Copy every line that mentions the word "Hoja".
+++ Information supplied
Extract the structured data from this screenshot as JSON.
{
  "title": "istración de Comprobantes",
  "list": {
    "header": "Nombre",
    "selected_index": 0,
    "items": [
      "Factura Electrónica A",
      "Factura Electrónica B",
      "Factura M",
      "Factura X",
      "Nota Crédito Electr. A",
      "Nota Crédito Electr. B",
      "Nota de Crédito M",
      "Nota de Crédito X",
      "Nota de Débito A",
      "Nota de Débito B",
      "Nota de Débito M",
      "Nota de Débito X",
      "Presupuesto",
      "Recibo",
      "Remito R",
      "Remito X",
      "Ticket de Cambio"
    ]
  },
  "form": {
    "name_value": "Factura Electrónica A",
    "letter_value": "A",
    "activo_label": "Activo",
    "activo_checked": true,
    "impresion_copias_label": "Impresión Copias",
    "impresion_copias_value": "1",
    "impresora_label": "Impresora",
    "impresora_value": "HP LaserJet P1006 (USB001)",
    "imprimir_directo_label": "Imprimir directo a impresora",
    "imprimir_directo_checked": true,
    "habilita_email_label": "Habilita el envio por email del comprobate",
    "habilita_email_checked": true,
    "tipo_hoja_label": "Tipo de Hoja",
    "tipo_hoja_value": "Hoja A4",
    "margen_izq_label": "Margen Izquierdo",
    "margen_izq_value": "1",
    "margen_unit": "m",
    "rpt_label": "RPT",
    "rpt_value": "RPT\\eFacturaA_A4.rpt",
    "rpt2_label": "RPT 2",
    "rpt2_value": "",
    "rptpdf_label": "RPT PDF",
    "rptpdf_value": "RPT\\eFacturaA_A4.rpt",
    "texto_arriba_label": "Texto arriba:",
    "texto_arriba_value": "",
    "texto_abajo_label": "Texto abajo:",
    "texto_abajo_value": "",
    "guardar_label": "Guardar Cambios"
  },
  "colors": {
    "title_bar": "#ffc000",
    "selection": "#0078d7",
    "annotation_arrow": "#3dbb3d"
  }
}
++++++
- _Solution below_:
    "tipo_hoja_label": "Tipo de Hoja",
    "tipo_hoja_value": "Hoja A4",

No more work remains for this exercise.